→ Recorded information:
:::::

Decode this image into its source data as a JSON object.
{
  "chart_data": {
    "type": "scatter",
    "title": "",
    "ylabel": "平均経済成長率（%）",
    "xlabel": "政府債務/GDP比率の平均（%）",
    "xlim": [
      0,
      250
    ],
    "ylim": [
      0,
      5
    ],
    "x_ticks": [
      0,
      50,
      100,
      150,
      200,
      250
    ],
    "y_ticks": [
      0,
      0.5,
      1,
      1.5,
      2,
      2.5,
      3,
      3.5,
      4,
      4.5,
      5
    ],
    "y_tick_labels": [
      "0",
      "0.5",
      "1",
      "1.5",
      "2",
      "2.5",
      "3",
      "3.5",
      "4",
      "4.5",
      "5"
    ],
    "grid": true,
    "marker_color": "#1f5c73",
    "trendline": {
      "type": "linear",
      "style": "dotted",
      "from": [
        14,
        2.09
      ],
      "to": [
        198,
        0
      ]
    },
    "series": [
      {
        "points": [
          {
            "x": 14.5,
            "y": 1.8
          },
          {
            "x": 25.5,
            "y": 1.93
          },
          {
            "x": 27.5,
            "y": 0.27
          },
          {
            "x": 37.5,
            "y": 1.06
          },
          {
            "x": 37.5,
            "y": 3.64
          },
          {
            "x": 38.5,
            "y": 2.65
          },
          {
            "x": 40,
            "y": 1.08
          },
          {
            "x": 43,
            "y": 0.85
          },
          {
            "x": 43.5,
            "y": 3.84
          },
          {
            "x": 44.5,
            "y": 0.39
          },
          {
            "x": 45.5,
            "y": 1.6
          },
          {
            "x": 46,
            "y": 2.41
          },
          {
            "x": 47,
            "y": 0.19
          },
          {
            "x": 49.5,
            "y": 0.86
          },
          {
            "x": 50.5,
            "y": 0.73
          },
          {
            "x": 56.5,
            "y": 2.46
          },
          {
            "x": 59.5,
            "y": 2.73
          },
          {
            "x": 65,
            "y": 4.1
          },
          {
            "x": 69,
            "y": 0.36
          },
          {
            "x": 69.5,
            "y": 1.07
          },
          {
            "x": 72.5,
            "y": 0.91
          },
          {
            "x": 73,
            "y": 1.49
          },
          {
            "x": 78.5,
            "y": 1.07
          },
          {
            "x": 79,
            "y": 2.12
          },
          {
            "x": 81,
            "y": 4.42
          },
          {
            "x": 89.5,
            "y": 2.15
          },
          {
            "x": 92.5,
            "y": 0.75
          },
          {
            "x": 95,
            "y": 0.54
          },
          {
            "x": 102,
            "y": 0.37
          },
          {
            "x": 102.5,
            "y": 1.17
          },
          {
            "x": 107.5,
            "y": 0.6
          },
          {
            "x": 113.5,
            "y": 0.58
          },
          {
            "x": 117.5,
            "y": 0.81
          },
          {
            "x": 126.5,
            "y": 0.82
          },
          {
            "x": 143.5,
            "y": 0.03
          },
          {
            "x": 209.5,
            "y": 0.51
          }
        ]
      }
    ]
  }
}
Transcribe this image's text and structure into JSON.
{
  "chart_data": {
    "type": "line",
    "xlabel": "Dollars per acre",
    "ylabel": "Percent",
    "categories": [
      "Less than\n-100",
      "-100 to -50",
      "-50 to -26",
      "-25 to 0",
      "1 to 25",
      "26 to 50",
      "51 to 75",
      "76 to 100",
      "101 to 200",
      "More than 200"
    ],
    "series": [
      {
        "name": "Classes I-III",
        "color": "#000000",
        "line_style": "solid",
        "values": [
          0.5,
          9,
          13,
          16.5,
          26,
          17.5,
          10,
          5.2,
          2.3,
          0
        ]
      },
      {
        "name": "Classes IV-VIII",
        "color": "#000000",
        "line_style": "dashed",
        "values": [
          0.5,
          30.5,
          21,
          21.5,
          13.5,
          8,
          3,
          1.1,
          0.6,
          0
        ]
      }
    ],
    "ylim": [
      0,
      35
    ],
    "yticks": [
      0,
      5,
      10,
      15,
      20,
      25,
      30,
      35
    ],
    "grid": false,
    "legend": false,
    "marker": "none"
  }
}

:::::

→ Problem description: The lines above form a set of records; determine how many of them contain the string "into" and give that number alone.

→ Response to the task: 2